> _TASK PROMPT_
Skip the images and return the records below exactly.

** Start of GIVEN ENTRIES **

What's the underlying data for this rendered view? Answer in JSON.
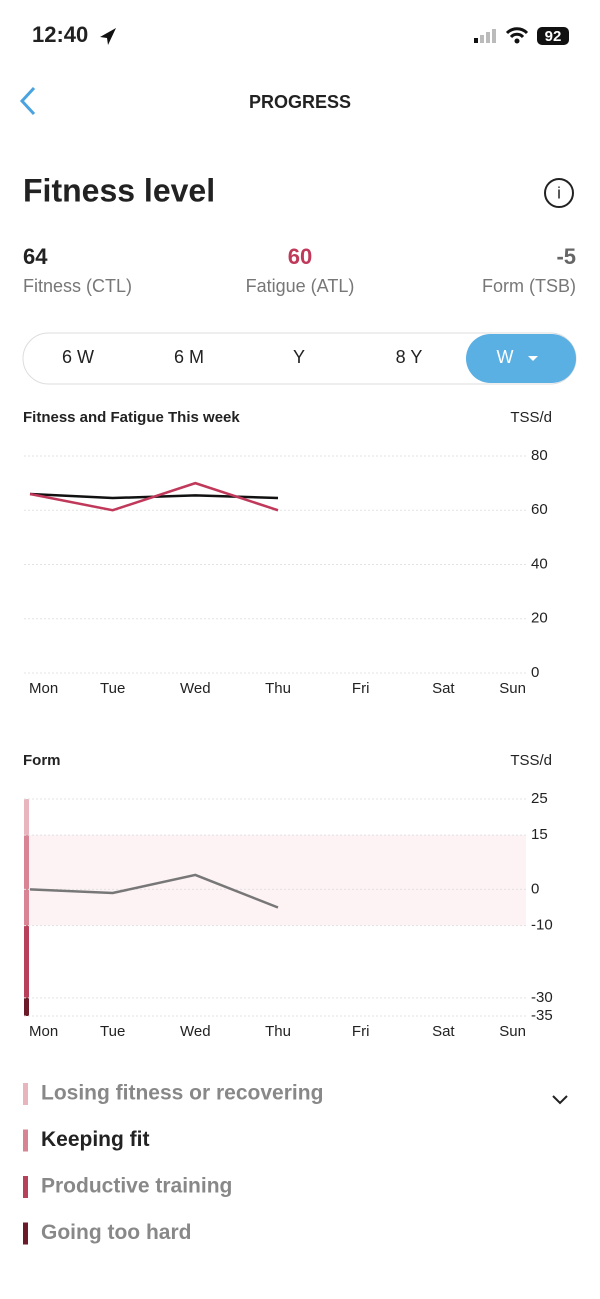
{
  "status_bar": {
    "time": "12:40",
    "battery": 92
  },
  "header": {
    "title": "PROGRESS"
  },
  "section_title": "Fitness level",
  "metrics": [
    {
      "value": 64,
      "label": "Fitness (CTL)",
      "color": "#222222"
    },
    {
      "value": 60,
      "label": "Fatigue (ATL)",
      "color": "#c0395a"
    },
    {
      "value": -5,
      "label": "Form (TSB)",
      "color": "#666666"
    }
  ],
  "tabs": {
    "items": [
      "6 W",
      "6 M",
      "Y",
      "8 Y",
      "W"
    ],
    "active": 4
  },
  "chart_data": [
    {
      "type": "line",
      "title": "Fitness and Fatigue This week",
      "y_label": "TSS/d",
      "categories": [
        "Mon",
        "Tue",
        "Wed",
        "Thu",
        "Fri",
        "Sat",
        "Sun"
      ],
      "series": [
        {
          "color": "#111111",
          "values": [
            66,
            64.5,
            65.5,
            64.5,
            null,
            null,
            null
          ]
        },
        {
          "color": "#c0395a",
          "values": [
            66,
            60,
            70,
            60,
            null,
            null,
            null
          ]
        }
      ],
      "ylim": [
        0,
        80
      ],
      "yticks": [
        0,
        20,
        40,
        60,
        80
      ],
      "grid": true
    },
    {
      "type": "line",
      "title": "Form",
      "y_label": "TSS/d",
      "categories": [
        "Mon",
        "Tue",
        "Wed",
        "Thu",
        "Fri",
        "Sat",
        "Sun"
      ],
      "series": [
        {
          "color": "#777777",
          "values": [
            0,
            -1,
            4,
            -5,
            null,
            null,
            null
          ]
        }
      ],
      "ylim": [
        -35,
        25
      ],
      "yticks": [
        25,
        15,
        0,
        -10,
        -30,
        -35
      ],
      "grid": true,
      "zones": [
        {
          "name": "Losing fitness or recovering",
          "color": "#e8b4bd",
          "range": [
            15,
            25
          ]
        },
        {
          "name": "Keeping fit",
          "color": "#d98494",
          "range": [
            -10,
            15
          ]
        },
        {
          "name": "Productive training",
          "color": "#b8405a",
          "range": [
            -30,
            -10
          ]
        },
        {
          "name": "Going too hard",
          "color": "#6b1a2a",
          "range": [
            -35,
            -30
          ]
        }
      ],
      "active_zone": 1
    }
  ]
}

** End of GIVEN ENTRIES **

> _EXERCISE ANSWER_
What's the underlying data for this rendered view? Answer in JSON.
{
  "status_bar": {
    "time": "12:40",
    "battery": 92
  },
  "header": {
    "title": "PROGRESS"
  },
  "section_title": "Fitness level",
  "metrics": [
    {
      "value": 64,
      "label": "Fitness (CTL)",
      "color": "#222222"
    },
    {
      "value": 60,
      "label": "Fatigue (ATL)",
      "color": "#c0395a"
    },
    {
      "value": -5,
      "label": "Form (TSB)",
      "color": "#666666"
    }
  ],
  "tabs": {
    "items": [
      "6 W",
      "6 M",
      "Y",
      "8 Y",
      "W"
    ],
    "active": 4
  },
  "chart_data": [
    {
      "type": "line",
      "title": "Fitness and Fatigue This week",
      "y_label": "TSS/d",
      "categories": [
        "Mon",
        "Tue",
        "Wed",
        "Thu",
        "Fri",
        "Sat",
        "Sun"
      ],
      "series": [
        {
          "color": "#111111",
          "values": [
            66,
            64.5,
            65.5,
            64.5,
            null,
            null,
            null
          ]
        },
        {
          "color": "#c0395a",
          "values": [
            66,
            60,
            70,
            60,
            null,
            null,
            null
          ]
        }
      ],
      "ylim": [
        0,
        80
      ],
      "yticks": [
        0,
        20,
        40,
        60,
        80
      ],
      "grid": true
    },
    {
      "type": "line",
      "title": "Form",
      "y_label": "TSS/d",
      "categories": [
        "Mon",
        "Tue",
        "Wed",
        "Thu",
        "Fri",
        "Sat",
        "Sun"
      ],
      "series": [
        {
          "color": "#777777",
          "values": [
            0,
            -1,
            4,
            -5,
            null,
            null,
            null
          ]
        }
      ],
      "ylim": [
        -35,
        25
      ],
      "yticks": [
        25,
        15,
        0,
        -10,
        -30,
        -35
      ],
      "grid": true,
      "zones": [
        {
          "name": "Losing fitness or recovering",
          "color": "#e8b4bd",
          "range": [
            15,
            25
          ]
        },
        {
          "name": "Keeping fit",
          "color": "#d98494",
          "range": [
            -10,
            15
          ]
        },
        {
          "name": "Productive training",
          "color": "#b8405a",
          "range": [
            -30,
            -10
          ]
        },
        {
          "name": "Going too hard",
          "color": "#6b1a2a",
          "range": [
            -35,
            -30
          ]
        }
      ],
      "active_zone": 1
    }
  ]
}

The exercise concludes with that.